**Exercise instructions**
Pick out each line in these entries that contains the string "Metastock".

.....

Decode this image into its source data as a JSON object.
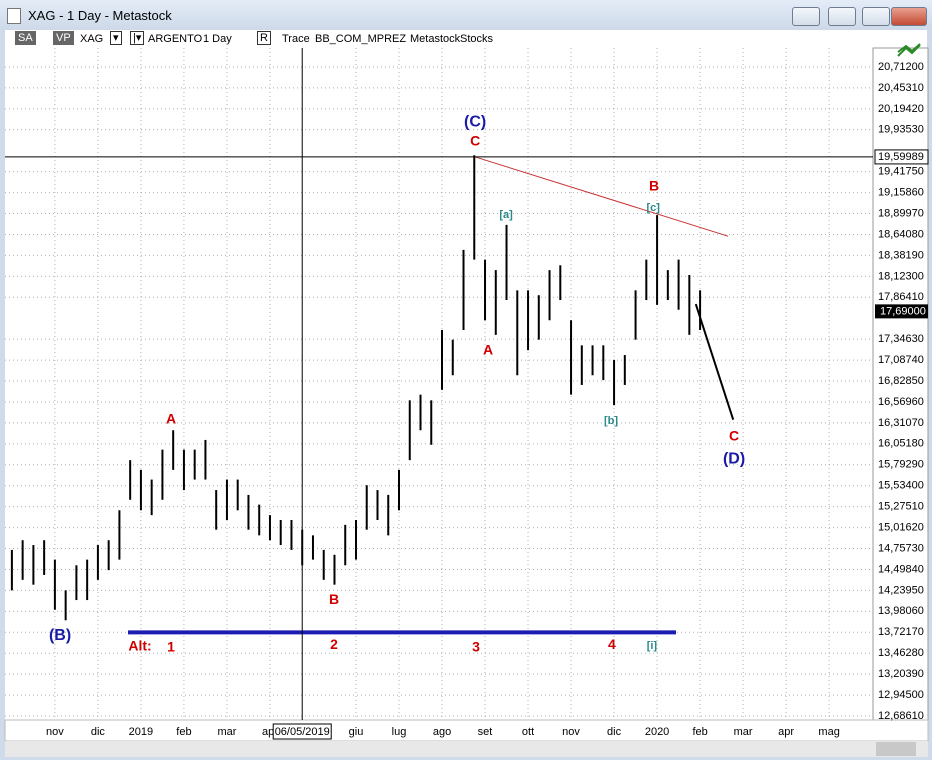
{
  "window": {
    "title": "XAG - 1 Day - Metastock",
    "toolbar": [
      "SA",
      "VP",
      "XAG",
      "ARGENTO",
      "1 Day",
      "R",
      "Trace",
      "BB_COM_MPREZ",
      "Metastock",
      "Stocks"
    ]
  },
  "chart_data": {
    "type": "range_bar",
    "color": "#000000",
    "grid": true,
    "xlim": [
      -1.16,
      19.02
    ],
    "xticks": [
      {
        "value": 0,
        "label": "nov"
      },
      {
        "value": 1,
        "label": "dic"
      },
      {
        "value": 2,
        "label": "2019"
      },
      {
        "value": 3,
        "label": "feb"
      },
      {
        "value": 4,
        "label": "mar"
      },
      {
        "value": 5,
        "label": "apr"
      },
      {
        "value": 7,
        "label": "giu"
      },
      {
        "value": 8,
        "label": "lug"
      },
      {
        "value": 9,
        "label": "ago"
      },
      {
        "value": 10,
        "label": "set"
      },
      {
        "value": 11,
        "label": "ott"
      },
      {
        "value": 12,
        "label": "nov"
      },
      {
        "value": 13,
        "label": "dic"
      },
      {
        "value": 14,
        "label": "2020"
      },
      {
        "value": 15,
        "label": "feb"
      },
      {
        "value": 16,
        "label": "mar"
      },
      {
        "value": 17,
        "label": "apr"
      },
      {
        "value": 18,
        "label": "mag"
      }
    ],
    "ylim": [
      12.6861,
      20.712
    ],
    "yticks": [
      {
        "value": 20.712,
        "label": "20,71200"
      },
      {
        "value": 20.4531,
        "label": "20,45310"
      },
      {
        "value": 20.1942,
        "label": "20,19420"
      },
      {
        "value": 19.9353,
        "label": "19,93530"
      },
      {
        "value": 19.4175,
        "label": "19,41750"
      },
      {
        "value": 19.1586,
        "label": "19,15860"
      },
      {
        "value": 18.8997,
        "label": "18,89970"
      },
      {
        "value": 18.6408,
        "label": "18,64080"
      },
      {
        "value": 18.3819,
        "label": "18,38190"
      },
      {
        "value": 18.123,
        "label": "18,12300"
      },
      {
        "value": 17.8641,
        "label": "17,86410"
      },
      {
        "value": 17.3463,
        "label": "17,34630"
      },
      {
        "value": 17.0874,
        "label": "17,08740"
      },
      {
        "value": 16.8285,
        "label": "16,82850"
      },
      {
        "value": 16.5696,
        "label": "16,56960"
      },
      {
        "value": 16.3107,
        "label": "16,31070"
      },
      {
        "value": 16.0518,
        "label": "16,05180"
      },
      {
        "value": 15.7929,
        "label": "15,79290"
      },
      {
        "value": 15.534,
        "label": "15,53400"
      },
      {
        "value": 15.2751,
        "label": "15,27510"
      },
      {
        "value": 15.0162,
        "label": "15,01620"
      },
      {
        "value": 14.7573,
        "label": "14,75730"
      },
      {
        "value": 14.4984,
        "label": "14,49840"
      },
      {
        "value": 14.2395,
        "label": "14,23950"
      },
      {
        "value": 13.9806,
        "label": "13,98060"
      },
      {
        "value": 13.7217,
        "label": "13,72170"
      },
      {
        "value": 13.4628,
        "label": "13,46280"
      },
      {
        "value": 13.2039,
        "label": "13,20390"
      },
      {
        "value": 12.945,
        "label": "12,94500"
      },
      {
        "value": 12.6861,
        "label": "12,68610"
      }
    ],
    "x": [
      -1,
      -0.75,
      -0.5,
      -0.25,
      0,
      0.25,
      0.5,
      0.75,
      1,
      1.25,
      1.5,
      1.75,
      2,
      2.25,
      2.5,
      2.75,
      3,
      3.25,
      3.5,
      3.75,
      4,
      4.25,
      4.5,
      4.75,
      5,
      5.25,
      5.5,
      5.75,
      6,
      6.25,
      6.5,
      6.75,
      7,
      7.25,
      7.5,
      7.75,
      8,
      8.25,
      8.5,
      8.75,
      9,
      9.25,
      9.5,
      9.75,
      10,
      10.25,
      10.5,
      10.75,
      11,
      11.25,
      11.5,
      11.75,
      12,
      12.25,
      12.5,
      12.75,
      13,
      13.25,
      13.5,
      13.75,
      14,
      14.25,
      14.5,
      14.75,
      15
    ],
    "high": [
      14.74,
      14.86,
      14.8,
      14.86,
      14.62,
      14.24,
      14.55,
      14.62,
      14.8,
      14.86,
      15.23,
      15.85,
      15.73,
      15.61,
      15.98,
      16.22,
      15.98,
      15.98,
      16.1,
      15.48,
      15.61,
      15.61,
      15.42,
      15.3,
      15.17,
      15.11,
      15.11,
      14.99,
      14.92,
      14.74,
      14.68,
      15.05,
      15.11,
      15.54,
      15.48,
      15.42,
      15.73,
      16.59,
      16.66,
      16.59,
      17.46,
      17.34,
      18.45,
      19.62,
      18.33,
      18.2,
      18.76,
      17.95,
      17.95,
      17.89,
      18.2,
      18.26,
      17.58,
      17.27,
      17.27,
      17.27,
      17.09,
      17.15,
      17.95,
      18.33,
      18.88,
      18.2,
      18.33,
      18.14,
      17.95
    ],
    "low": [
      14.24,
      14.37,
      14.31,
      14.43,
      14.0,
      13.87,
      14.12,
      14.12,
      14.37,
      14.49,
      14.62,
      15.36,
      15.23,
      15.17,
      15.36,
      15.73,
      15.48,
      15.61,
      15.61,
      14.99,
      15.11,
      15.23,
      14.99,
      14.92,
      14.86,
      14.8,
      14.74,
      14.55,
      14.62,
      14.37,
      14.31,
      14.55,
      14.62,
      14.99,
      15.11,
      14.92,
      15.23,
      15.85,
      16.22,
      16.04,
      16.72,
      16.9,
      17.46,
      18.33,
      17.58,
      17.4,
      17.83,
      16.9,
      17.21,
      17.34,
      17.58,
      17.83,
      16.66,
      16.78,
      16.9,
      16.84,
      16.53,
      16.78,
      17.34,
      17.83,
      17.77,
      17.83,
      17.71,
      17.4,
      17.46
    ],
    "last": {
      "value": 17.69,
      "label": "17,69000"
    },
    "cursor": {
      "x": 5.75,
      "x_label": "06/05/2019",
      "y": 19.59989,
      "y_label": "19,59989"
    },
    "lines": [
      {
        "x1": 9.77,
        "y1": 19.6,
        "x2": 15.65,
        "y2": 18.62,
        "color": "#c83232"
      },
      {
        "x1": 14.9,
        "y1": 17.78,
        "x2": 15.77,
        "y2": 16.35,
        "color": "#000000"
      },
      {
        "x1": 1.7,
        "y1": 13.72,
        "x2": 14.44,
        "y2": 13.72,
        "color": "#1c1cb4"
      }
    ],
    "annotations": [
      {
        "text": "(C)",
        "color": "#1a1aa8",
        "x": 9.77,
        "y": 20.03
      },
      {
        "text": "C",
        "color": "#d00000",
        "x": 9.77,
        "y": 19.79
      },
      {
        "text": "[a]",
        "color": "#2a8a8a",
        "x": 10.49,
        "y": 18.88
      },
      {
        "text": "A",
        "color": "#d00000",
        "x": 10.07,
        "y": 17.2
      },
      {
        "text": "[b]",
        "color": "#2a8a8a",
        "x": 12.93,
        "y": 16.33
      },
      {
        "text": "B",
        "color": "#d00000",
        "x": 13.93,
        "y": 19.23
      },
      {
        "text": "[c]",
        "color": "#2a8a8a",
        "x": 13.91,
        "y": 18.97
      },
      {
        "text": "C",
        "color": "#d00000",
        "x": 15.79,
        "y": 16.14
      },
      {
        "text": "(D)",
        "color": "#1a1aa8",
        "x": 15.79,
        "y": 15.86
      },
      {
        "text": "A",
        "color": "#d00000",
        "x": 2.7,
        "y": 16.35
      },
      {
        "text": "B",
        "color": "#d00000",
        "x": 6.49,
        "y": 14.12
      },
      {
        "text": "(B)",
        "color": "#1a1aa8",
        "x": 0.12,
        "y": 13.68
      },
      {
        "text": "Alt:",
        "color": "#d00000",
        "x": 1.98,
        "y": 13.54
      },
      {
        "text": "1",
        "color": "#d00000",
        "x": 2.7,
        "y": 13.53
      },
      {
        "text": "2",
        "color": "#d00000",
        "x": 6.49,
        "y": 13.56
      },
      {
        "text": "3",
        "color": "#d00000",
        "x": 9.79,
        "y": 13.53
      },
      {
        "text": "4",
        "color": "#d00000",
        "x": 12.95,
        "y": 13.56
      },
      {
        "text": "[i]",
        "color": "#2a8a8a",
        "x": 13.88,
        "y": 13.55
      }
    ]
  }
}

.....

**Answer to this exercise**
    "title": "XAG - 1 Day - Metastock",
      "Metastock",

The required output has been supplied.